_What you will do_
Extract every line below that contains the word "середину".

==================================================

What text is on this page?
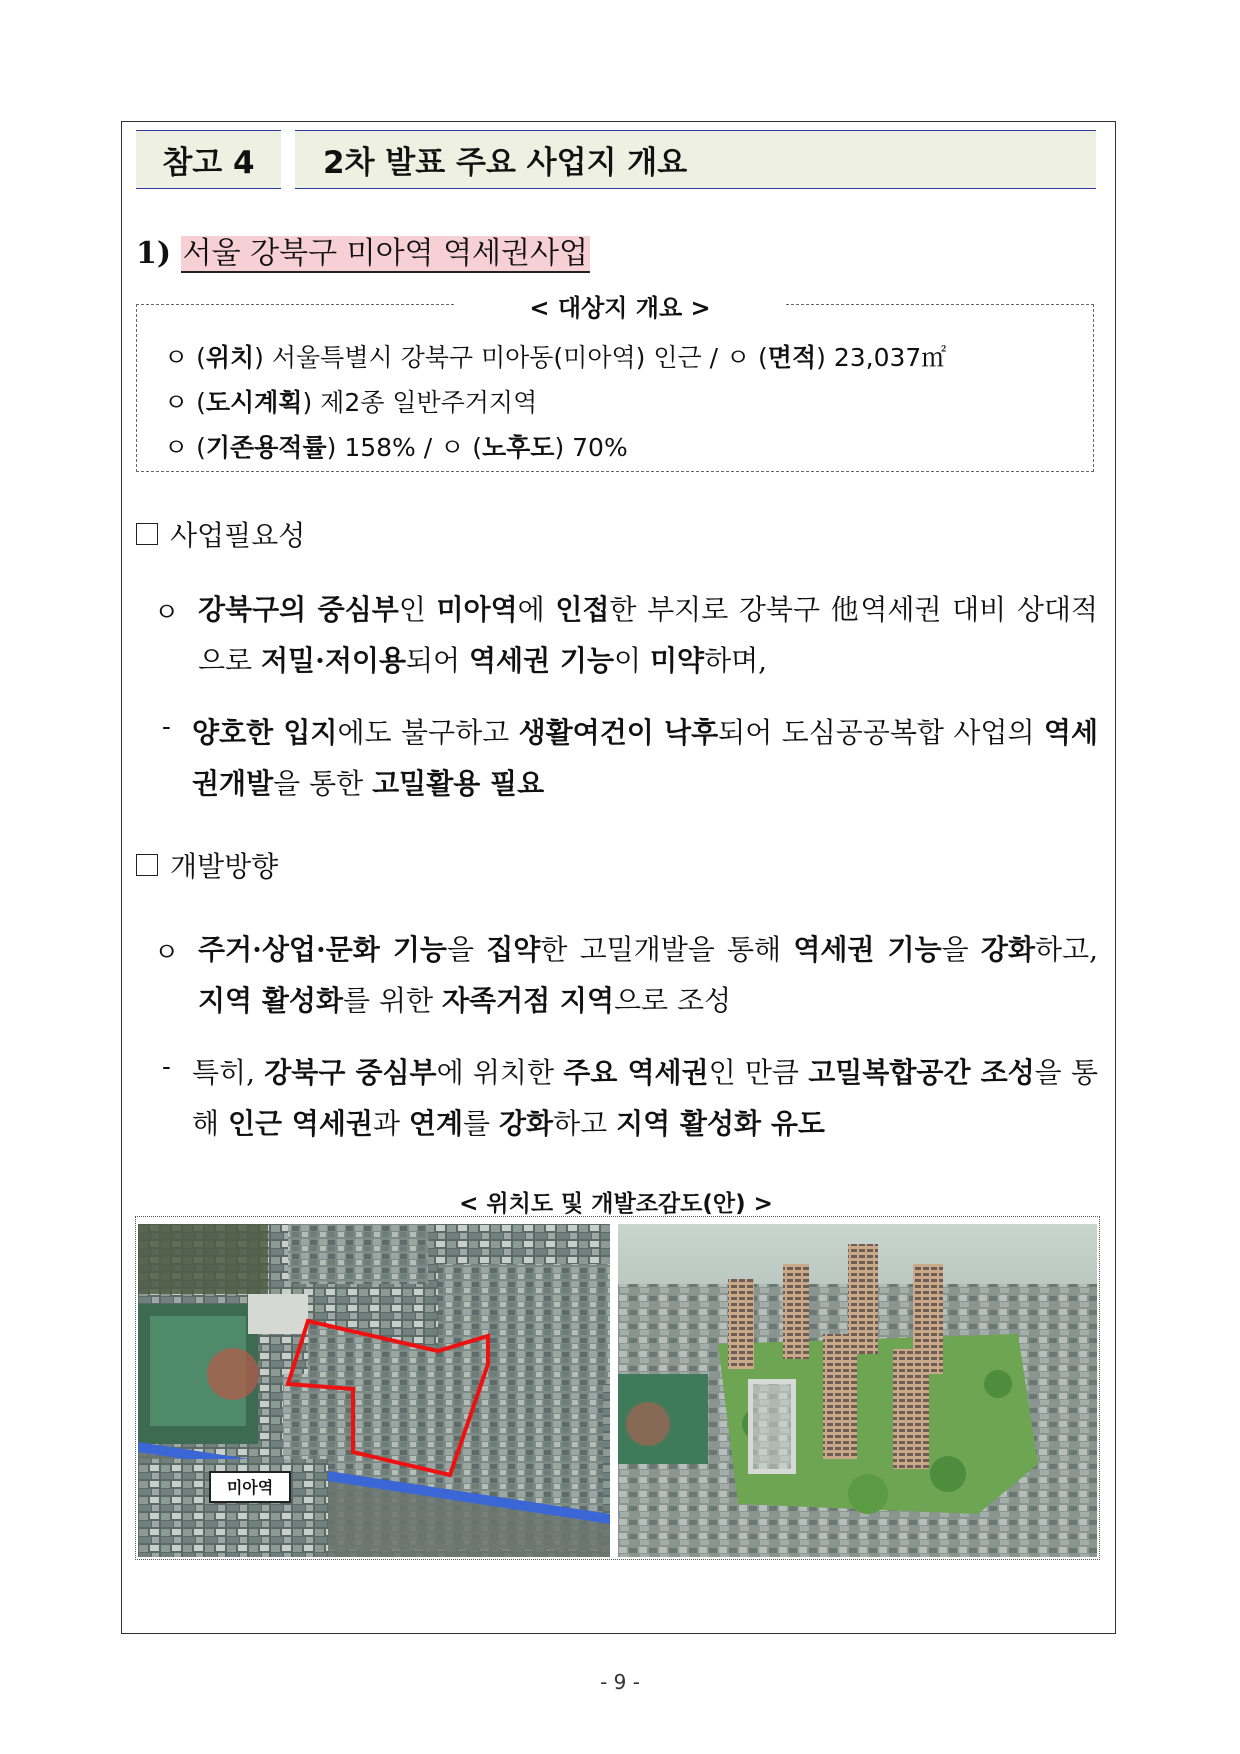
참고 4	2차 발표 주요 사업지 개요
1) 서울 강북구 미아역 역세권사업
< 대상지 개요 >
ㅇ (위치) 서울특별시 강북구 미아동(미아역) 인근 / ㅇ (면적) 23,037㎡
ㅇ (도시계획) 제2종 일반주거지역
ㅇ (기존용적률) 158% / ㅇ (노후도) 70%
사업필요성
ㅇ 강북구의 중심부인 미아역에 인접한 부지로 강북구 他역세권 대비 상대적으로 저밀·저이용되어 역세권 기능이 미약하며,
- 양호한 입지에도 불구하고 생활여건이 낙후되어 도심공공복합 사업의 역세권개발을 통한 고밀활용 필요
개발방향
ㅇ 주거·상업·문화 기능을 집약한 고밀개발을 통해 역세권 기능을 강화하고, 지역 활성화를 위한 자족거점 지역으로 조성
- 특히, 강북구 중심부에 위치한 주요 역세권인 만큼 고밀복합공간 조성을 통해 인근 역세권과 연계를 강화하고 지역 활성화 유도
< 위치도 및 개발조감도(안) >
미아역
- 9 -
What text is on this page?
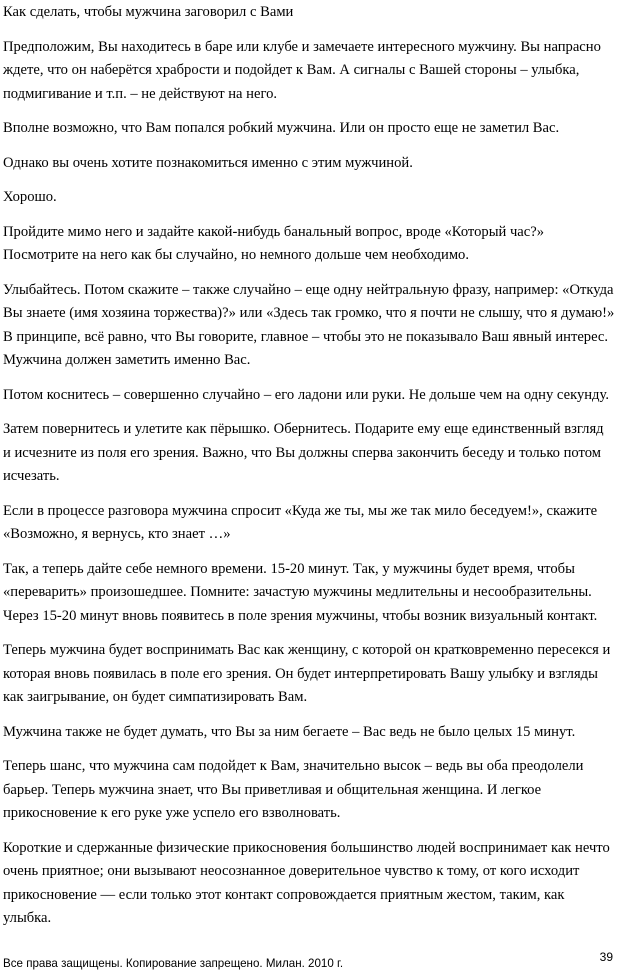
Как сделать, чтобы мужчина заговорил с Вами

Предположим, Вы находитесь в баре или клубе и замечаете интересного мужчину. Вы напрасно ждете, что он наберётся храбрости и подойдет к Вам. А сигналы с Вашей стороны – улыбка, подмигивание и т.п. – не действуют на него.

Вполне возможно, что Вам попался робкий мужчина. Или он просто еще не заметил Вас.

Однако вы очень хотите познакомиться именно с этим мужчиной.

Хорошо.

Пройдите мимо него и задайте какой-нибудь банальный вопрос, вроде «Который час?» Посмотрите на него как бы случайно, но немного дольше чем необходимо.

Улыбайтесь. Потом скажите – также случайно – еще одну нейтральную фразу, например: «Откуда Вы знаете (имя хозяина торжества)?» или «Здесь так громко, что я почти не слышу, что я думаю!» В принципе, всё равно, что Вы говорите, главное – чтобы это не показывало Ваш явный интерес. Мужчина должен заметить именно Вас.

Потом коснитесь – совершенно случайно – его ладони или руки. Не дольше чем на одну секунду.

Затем повернитесь и улетите как пёрышко. Обернитесь. Подарите ему еще единственный взгляд и исчезните из поля его зрения. Важно, что Вы должны сперва закончить беседу и только потом исчезать.

Если в процессе разговора мужчина спросит «Куда же ты, мы же так мило беседуем!», скажите «Возможно, я вернусь, кто знает …»

Так, а теперь дайте себе немного времени. 15-20 минут. Так, у мужчины будет время, чтобы «переварить» произошедшее. Помните: зачастую мужчины медлительны и несообразительны. Через 15-20 минут вновь появитесь в поле зрения мужчины, чтобы возник визуальный контакт.

Теперь мужчина будет воспринимать Вас как женщину, с которой он кратковременно пересекся и которая вновь появилась в поле его зрения. Он будет интерпретировать Вашу улыбку и взгляды как заигрывание, он будет симпатизировать Вам.

Мужчина также не будет думать, что Вы за ним бегаете – Вас ведь не было целых 15 минут.

Теперь шанс, что мужчина сам подойдет к Вам, значительно высок – ведь вы оба преодолели барьер. Теперь мужчина знает, что Вы приветливая и общительная женщина. И легкое прикосновение к его руке уже успело его взволновать.

Короткие и сдержанные физические прикосновения большинство людей воспринимает как нечто очень приятное; они вызывают неосознанное доверительное чувство к тому, от кого исходит прикосновение — если только этот контакт сопровождается приятным жестом, таким, как улыбка.

Все права защищены. Копирование запрещено. Милан. 2010 г.	39
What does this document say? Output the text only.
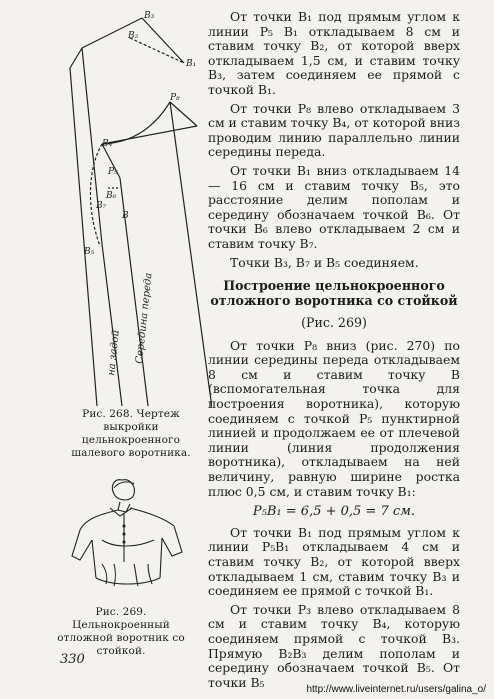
B₃
B₂
B₁
P₈
B₄
P₅
B₆
B₇
B
B₅
на задой Середина переда
Рис. 268. Чертеж выкройки цельнокроенного шалевого воротника.
Рис. 269. Цельнокроенный отложной воротник со стойкой.

От точки B₁ под прямым углом к линии P₅ B₁ откладываем 8 см и ставим точку B₂, от которой вверх откладываем 1,5 см, и ставим точку B₃, затем соединяем ее прямой с точкой B₁.

От точки P₈ влево откладываем 3 см и ставим точку B₄, от которой вниз проводим линию параллельно линии середины переда.

От точки B₁ вниз откладываем 14 — 16 см и ставим точку B₅, это расстояние делим пополам и середину обозначаем точкой B₆. От точки B₆ влево откладываем 2 см и ставим точку B₇.

Точки B₃, B₇ и B₅ соединяем.

Построение цельнокроенного отложного воротника со стойкой
(Рис. 269)

От точки P₈ вниз (рис. 270) по линии середины переда откладываем 8 см и ставим точку B (вспомогательная точка для построения воротника), которую соединяем с точкой P₅ пунктирной линией и продолжаем ее от плечевой линии (линия продолжения воротника), откладываем на ней величину, равную ширине ростка плюс 0,5 см, и ставим точку B₁:

P₅B₁ = 6,5 + 0,5 = 7 см.

От точки B₁ под прямым углом к линии P₅B₁ откладываем 4 см и ставим точку B₂, от которой вверх откладываем 1 см, ставим точку B₃ и соединяем ее прямой с точкой B₁.

От точки P₃ влево откладываем 8 см и ставим точку B₄, которую соединяем прямой с точкой B₃. Прямую B₂B₃ делим пополам и середину обозначаем точкой B₅. От точки B₅

330
http://www.liveinternet.ru/users/galina_o/
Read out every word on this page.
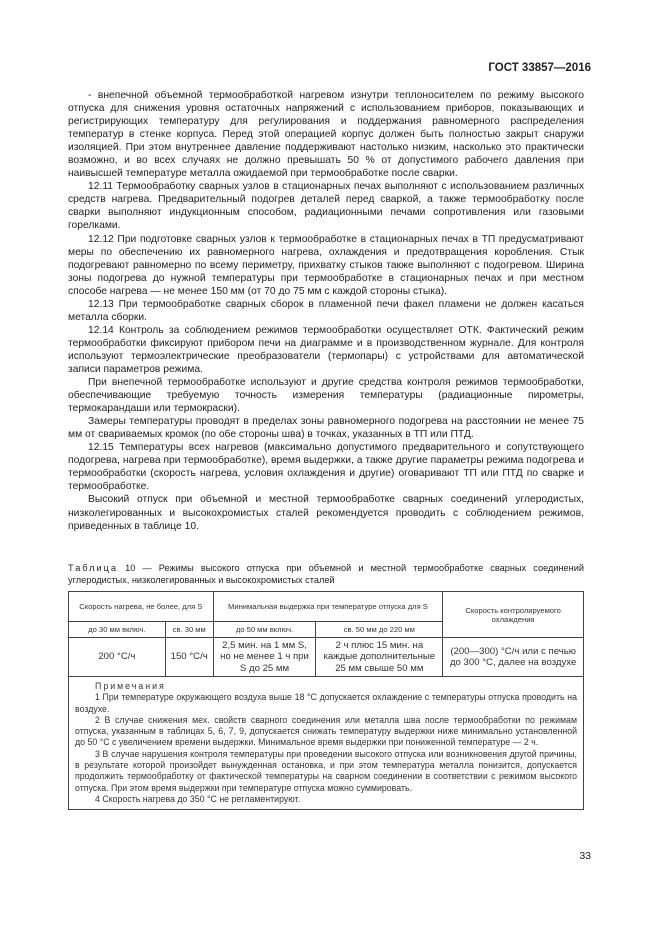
ГОСТ 33857—2016

- внепечной объемной термообработкой нагревом изнутри теплоносителем по режиму высокого отпуска для снижения уровня остаточных напряжений с использованием приборов, показывающих и регистрирующих температуру для регулирования и поддержания равномерного распределения температур в стенке корпуса. Перед этой операцией корпус должен быть полностью закрыт снаружи изоляцией. При этом внутреннее давление поддерживают настолько низким, насколько это практически возможно, и во всех случаях не должно превышать 50 % от допустимого рабочего давления при наивысшей температуре металла ожидаемой при термообработке после сварки.

12.11 Термообработку сварных узлов в стационарных печах выполняют с использованием различных средств нагрева. Предварительный подогрев деталей перед сваркой, а также термообработку после сварки выполняют индукционным способом, радиационными печами сопротивления или газовыми горелками.

12.12 При подготовке сварных узлов к термообработке в стационарных печах в ТП предусматривают меры по обеспечению их равномерного нагрева, охлаждения и предотвращения коробления. Стык подогревают равномерно по всему периметру, прихватку стыков также выполняют с подогревом. Ширина зоны подогрева до нужной температуры при термообработке в стационарных печах и при местном способе нагрева — не менее 150 мм (от 70 до 75 мм с каждой стороны стыка).

12.13 При термообработке сварных сборок в пламенной печи факел пламени не должен касаться металла сборки.

12.14 Контроль за соблюдением режимов термообработки осуществляет ОТК. Фактический режим термообработки фиксируют прибором печи на диаграмме и в производственном журнале. Для контроля используют термоэлектрические преобразователи (термопары) с устройствами для автоматической записи параметров режима.

При внепечной термообработке используют и другие средства контроля режимов термообработки, обеспечивающие требуемую точность измерения температуры (радиационные пирометры, термокарандаши или термокраски).

Замеры температуры проводят в пределах зоны равномерного подогрева на расстоянии не менее 75 мм от свариваемых кромок (по обе стороны шва) в точках, указанных в ТП или ПТД.

12.15 Температуры всех нагревов (максимально допустимого предварительного и сопутствующего подогрева, нагрева при термообработке), время выдержки, а также другие параметры режима подогрева и термообработки (скорость нагрева, условия охлаждения и другие) оговаривают ТП или ПТД по сварке и термообработке.

Высокий отпуск при объемной и местной термообработке сварных соединений углеродистых, низколегированных и высокохромистых сталей рекомендуется проводить с соблюдением режимов, приведенных в таблице 10.

Таблица 10 — Режимы высокого отпуска при объемной и местной термообработке сварных соединений углеродистых, низколегированных и высокохромистых сталей
Скорость нагрева, не более, для S		Минимальная выдержка при температуре отпуска для S		Скорость контролируемого охлаждения
до 30 мм включ.	св. 30 мм	до 50 мм включ.	св. 50 мм до 220 мм	
200 °С/ч	150 °С/ч	2,5 мин. на 1 мм S, но не менее 1 ч при S до 25 мм	2 ч плюс 15 мин. на каждые дополнительные 25 мм свыше 50 мм	(200—300) °С/ч или с печью до 300 °С, далее на воздухе

Примечания
1 При температуре окружающего воздуха выше 18 °С допускается охлаждение с температуры отпуска проводить на воздухе.
2 В случае снижения мех. свойств сварного соединения или металла шва после термообработки по режимам отпуска, указанным в таблицах 5, 6, 7, 9, допускается снижать температуру выдержки ниже минимально установленной до 50 °С с увеличением времени выдержки. Минимальное время выдержки при пониженной температуре — 2 ч.
3 В случае нарушения контроля температуры при проведении высокого отпуска или возникновения другой причины, в результате которой произойдет вынужденная остановка, и при этом температура металла понизится, допускается продолжить термообработку от фактической температуры на сварном соединении в соответствии с режимом высокого отпуска. При этом время выдержки при температуре отпуска можно суммировать.
4 Скорость нагрева до 350 °С не регламентируют.				
33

==================================================

_Output_
От точки B₁ вниз откладываем 14 — 16 см и ставим точку B₅, это расстояние делим пополам и середину обозначаем точкой B₆. От точки B₆ влево откладываем 2 см и ставим точку B₇.
От точки P₃ влево откладываем 8 см и ставим точку B₄, которую соединяем прямой с точкой B₃. Прямую B₂B₃ делим пополам и середину обозначаем точкой B₅. От точки B₅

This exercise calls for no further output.